** Aim **
Restate all the material verbatim, except for the pictures.

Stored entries
%%

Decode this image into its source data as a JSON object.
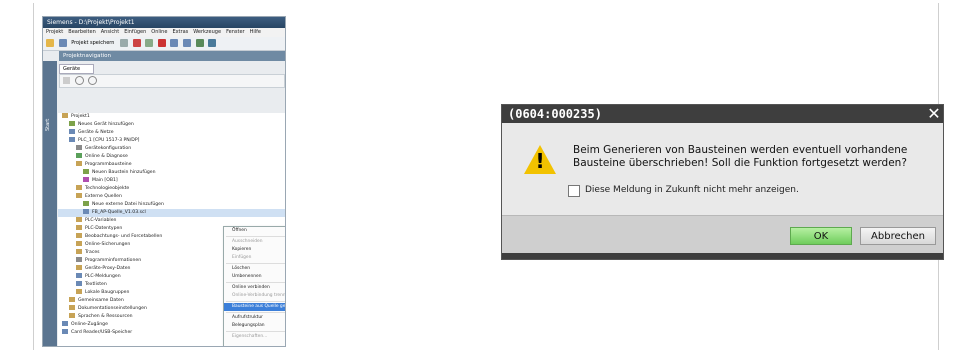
{
  "tia": {
    "title": "Siemens - D:\\Projekt\\Projekt1",
    "menu": [
      "Projekt",
      "Bearbeiten",
      "Ansicht",
      "Einfügen",
      "Online",
      "Extras",
      "Werkzeuge",
      "Fenster",
      "Hilfe"
    ],
    "toolbar_save": "Projekt speichern",
    "nav_header": "Projektnavigation",
    "side_tab": "Start",
    "tab_label": "Geräte",
    "tree": [
      {
        "label": "Projekt1",
        "indent": 0,
        "color": "#c7a356"
      },
      {
        "label": "Neues Gerät hinzufügen",
        "indent": 1,
        "color": "#7da24a"
      },
      {
        "label": "Geräte & Netze",
        "indent": 1,
        "color": "#6a89b5"
      },
      {
        "label": "PLC_1 [CPU 1517-3 PN/DP]",
        "indent": 1,
        "color": "#6a89b5"
      },
      {
        "label": "Gerätekonfiguration",
        "indent": 2,
        "color": "#8a8a8a"
      },
      {
        "label": "Online & Diagnose",
        "indent": 2,
        "color": "#5aa05a"
      },
      {
        "label": "Programmbausteine",
        "indent": 2,
        "color": "#c7a356"
      },
      {
        "label": "Neuen Baustein hinzufügen",
        "indent": 3,
        "color": "#7da24a"
      },
      {
        "label": "Main [OB1]",
        "indent": 3,
        "color": "#b04fb0"
      },
      {
        "label": "Technologieobjekte",
        "indent": 2,
        "color": "#c7a356"
      },
      {
        "label": "Externe Quellen",
        "indent": 2,
        "color": "#c7a356"
      },
      {
        "label": "Neue externe Datei hinzufügen",
        "indent": 3,
        "color": "#7da24a"
      },
      {
        "label": "FB_AP-Quelle_V1.03.scl",
        "indent": 3,
        "color": "#6a89b5",
        "selected": true
      },
      {
        "label": "PLC-Variablen",
        "indent": 2,
        "color": "#c7a356"
      },
      {
        "label": "PLC-Datentypen",
        "indent": 2,
        "color": "#c7a356"
      },
      {
        "label": "Beobachtungs- und Forcetabellen",
        "indent": 2,
        "color": "#c7a356"
      },
      {
        "label": "Online-Sicherungen",
        "indent": 2,
        "color": "#c7a356"
      },
      {
        "label": "Traces",
        "indent": 2,
        "color": "#c7a356"
      },
      {
        "label": "Programminformationen",
        "indent": 2,
        "color": "#8a8a8a"
      },
      {
        "label": "Geräte-Proxy-Daten",
        "indent": 2,
        "color": "#c7a356"
      },
      {
        "label": "PLC-Meldungen",
        "indent": 2,
        "color": "#6a89b5"
      },
      {
        "label": "Textlisten",
        "indent": 2,
        "color": "#6a89b5"
      },
      {
        "label": "Lokale Baugruppen",
        "indent": 2,
        "color": "#c7a356"
      },
      {
        "label": "Gemeinsame Daten",
        "indent": 1,
        "color": "#c7a356"
      },
      {
        "label": "Dokumentationseinstellungen",
        "indent": 1,
        "color": "#c7a356"
      },
      {
        "label": "Sprachen & Ressourcen",
        "indent": 1,
        "color": "#c7a356"
      },
      {
        "label": "Online-Zugänge",
        "indent": 0,
        "color": "#6a89b5"
      },
      {
        "label": "Card Reader/USB-Speicher",
        "indent": 0,
        "color": "#6a89b5"
      }
    ],
    "context_menu": [
      {
        "label": "Öffnen",
        "sc": ""
      },
      {
        "sep": true
      },
      {
        "label": "Ausschneiden",
        "sc": "Strg+X",
        "dis": true
      },
      {
        "label": "Kopieren",
        "sc": "Strg+C"
      },
      {
        "label": "Einfügen",
        "sc": "Strg+V",
        "dis": true
      },
      {
        "sep": true
      },
      {
        "label": "Löschen",
        "sc": "Entf"
      },
      {
        "label": "Umbenennen",
        "sc": "F2"
      },
      {
        "sep": true
      },
      {
        "label": "Online verbinden",
        "sc": "Strg+K"
      },
      {
        "label": "Online-Verbindung trennen",
        "sc": "Strg+M",
        "dis": true
      },
      {
        "sep": true
      },
      {
        "label": "Bausteine aus Quelle generieren",
        "sc": "",
        "hl": true
      },
      {
        "sep": true
      },
      {
        "label": "Aufrufstruktur",
        "sc": ""
      },
      {
        "label": "Belegungsplan",
        "sc": ""
      },
      {
        "sep": true
      },
      {
        "label": "Eigenschaften...",
        "sc": "Alt+Eingabe",
        "dis": true
      }
    ]
  },
  "dialog": {
    "title": "(0604:000235)",
    "close": "✕",
    "message_line1": "Beim Generieren von Bausteinen werden eventuell vorhandene",
    "message_line2": "Bausteine überschrieben! Soll die Funktion fortgesetzt werden?",
    "checkbox_label": "Diese Meldung in Zukunft nicht mehr anzeigen.",
    "checkbox_checked": false,
    "ok_label": "OK",
    "cancel_label": "Abbrechen",
    "warning_mark": "!"
  }
}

%%

** The reply **
Decode this image into its source data as a JSON object.
{
  "tia": {
    "title": "Siemens - D:\\Projekt\\Projekt1",
    "menu": [
      "Projekt",
      "Bearbeiten",
      "Ansicht",
      "Einfügen",
      "Online",
      "Extras",
      "Werkzeuge",
      "Fenster",
      "Hilfe"
    ],
    "toolbar_save": "Projekt speichern",
    "nav_header": "Projektnavigation",
    "side_tab": "Start",
    "tab_label": "Geräte",
    "tree": [
      {
        "label": "Projekt1",
        "indent": 0,
        "color": "#c7a356"
      },
      {
        "label": "Neues Gerät hinzufügen",
        "indent": 1,
        "color": "#7da24a"
      },
      {
        "label": "Geräte & Netze",
        "indent": 1,
        "color": "#6a89b5"
      },
      {
        "label": "PLC_1 [CPU 1517-3 PN/DP]",
        "indent": 1,
        "color": "#6a89b5"
      },
      {
        "label": "Gerätekonfiguration",
        "indent": 2,
        "color": "#8a8a8a"
      },
      {
        "label": "Online & Diagnose",
        "indent": 2,
        "color": "#5aa05a"
      },
      {
        "label": "Programmbausteine",
        "indent": 2,
        "color": "#c7a356"
      },
      {
        "label": "Neuen Baustein hinzufügen",
        "indent": 3,
        "color": "#7da24a"
      },
      {
        "label": "Main [OB1]",
        "indent": 3,
        "color": "#b04fb0"
      },
      {
        "label": "Technologieobjekte",
        "indent": 2,
        "color": "#c7a356"
      },
      {
        "label": "Externe Quellen",
        "indent": 2,
        "color": "#c7a356"
      },
      {
        "label": "Neue externe Datei hinzufügen",
        "indent": 3,
        "color": "#7da24a"
      },
      {
        "label": "FB_AP-Quelle_V1.03.scl",
        "indent": 3,
        "color": "#6a89b5",
        "selected": true
      },
      {
        "label": "PLC-Variablen",
        "indent": 2,
        "color": "#c7a356"
      },
      {
        "label": "PLC-Datentypen",
        "indent": 2,
        "color": "#c7a356"
      },
      {
        "label": "Beobachtungs- und Forcetabellen",
        "indent": 2,
        "color": "#c7a356"
      },
      {
        "label": "Online-Sicherungen",
        "indent": 2,
        "color": "#c7a356"
      },
      {
        "label": "Traces",
        "indent": 2,
        "color": "#c7a356"
      },
      {
        "label": "Programminformationen",
        "indent": 2,
        "color": "#8a8a8a"
      },
      {
        "label": "Geräte-Proxy-Daten",
        "indent": 2,
        "color": "#c7a356"
      },
      {
        "label": "PLC-Meldungen",
        "indent": 2,
        "color": "#6a89b5"
      },
      {
        "label": "Textlisten",
        "indent": 2,
        "color": "#6a89b5"
      },
      {
        "label": "Lokale Baugruppen",
        "indent": 2,
        "color": "#c7a356"
      },
      {
        "label": "Gemeinsame Daten",
        "indent": 1,
        "color": "#c7a356"
      },
      {
        "label": "Dokumentationseinstellungen",
        "indent": 1,
        "color": "#c7a356"
      },
      {
        "label": "Sprachen & Ressourcen",
        "indent": 1,
        "color": "#c7a356"
      },
      {
        "label": "Online-Zugänge",
        "indent": 0,
        "color": "#6a89b5"
      },
      {
        "label": "Card Reader/USB-Speicher",
        "indent": 0,
        "color": "#6a89b5"
      }
    ],
    "context_menu": [
      {
        "label": "Öffnen",
        "sc": ""
      },
      {
        "sep": true
      },
      {
        "label": "Ausschneiden",
        "sc": "Strg+X",
        "dis": true
      },
      {
        "label": "Kopieren",
        "sc": "Strg+C"
      },
      {
        "label": "Einfügen",
        "sc": "Strg+V",
        "dis": true
      },
      {
        "sep": true
      },
      {
        "label": "Löschen",
        "sc": "Entf"
      },
      {
        "label": "Umbenennen",
        "sc": "F2"
      },
      {
        "sep": true
      },
      {
        "label": "Online verbinden",
        "sc": "Strg+K"
      },
      {
        "label": "Online-Verbindung trennen",
        "sc": "Strg+M",
        "dis": true
      },
      {
        "sep": true
      },
      {
        "label": "Bausteine aus Quelle generieren",
        "sc": "",
        "hl": true
      },
      {
        "sep": true
      },
      {
        "label": "Aufrufstruktur",
        "sc": ""
      },
      {
        "label": "Belegungsplan",
        "sc": ""
      },
      {
        "sep": true
      },
      {
        "label": "Eigenschaften...",
        "sc": "Alt+Eingabe",
        "dis": true
      }
    ]
  },
  "dialog": {
    "title": "(0604:000235)",
    "close": "✕",
    "message_line1": "Beim Generieren von Bausteinen werden eventuell vorhandene",
    "message_line2": "Bausteine überschrieben! Soll die Funktion fortgesetzt werden?",
    "checkbox_label": "Diese Meldung in Zukunft nicht mehr anzeigen.",
    "checkbox_checked": false,
    "ok_label": "OK",
    "cancel_label": "Abbrechen",
    "warning_mark": "!"
  }
}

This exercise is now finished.